Fastest 14 Eight-Thousanders: Speed Records & Completer List
The fastest ascent of all 14 eight-thousanders (peaks above 8,000 m) is held by Norway's Kristin Harila and Nepal's Tenjen (Tenjin) Lama Sherpa, who finished in 92 days on 27 July 2023 with supplemental oxygen. Italy's Reinhold Messner was the first ever completer (16 October 1986) and the first without bottled oxygen. Nirmal 'Nims' Purja completed the set in 6 months 6 days in 2019, and Nepal's Nima Rinji Sherpa became the youngest completer in 2024.
* * * * * * * * *
Duplicate the eight-thousanders passage starting at "Fastest 14 Eight-Thousanders: Speed" and ending at "completer in 2024.". Draw only on the eight-thousanders passage.

▶ DATASET EXTRACT
* * * * * * * * *
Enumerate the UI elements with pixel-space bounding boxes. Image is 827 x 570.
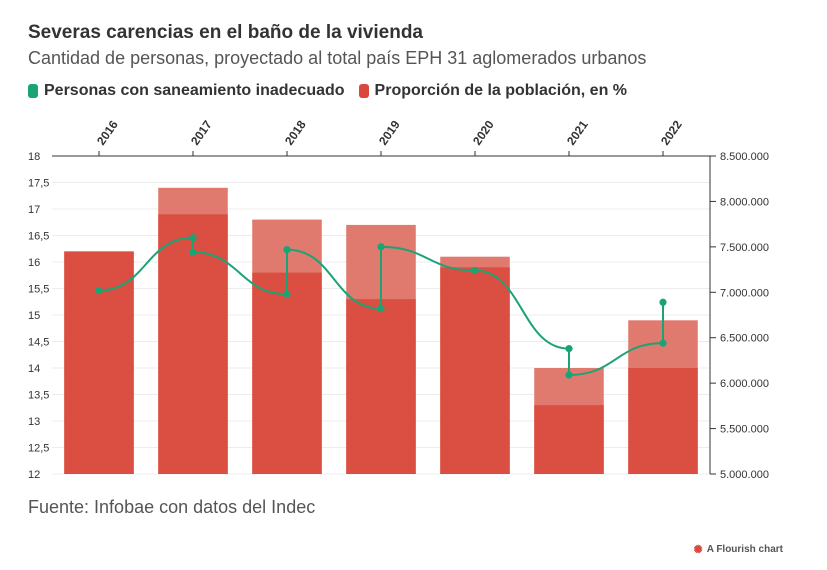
* * * * * * * * *
▶ FINAL RESULT
Fastest 14 Eight-Thousanders: Speed Records & Completer List
The fastest ascent of all 14 eight-thousanders (peaks above 8,000 m) is held by Norway's Kristin Harila and Nepal's Tenjen (Tenjin) Lama Sherpa, who finished in 92 days on 27 July 2023 with supplemental oxygen. Italy's Reinhold Messner was the first ever completer (16 October 1986) and the first without bottled oxygen. Nirmal 'Nims' Purja completed the set in 6 months 6 days in 2019, and Nepal's Nima Rinji Sherpa became the youngest completer in 2024.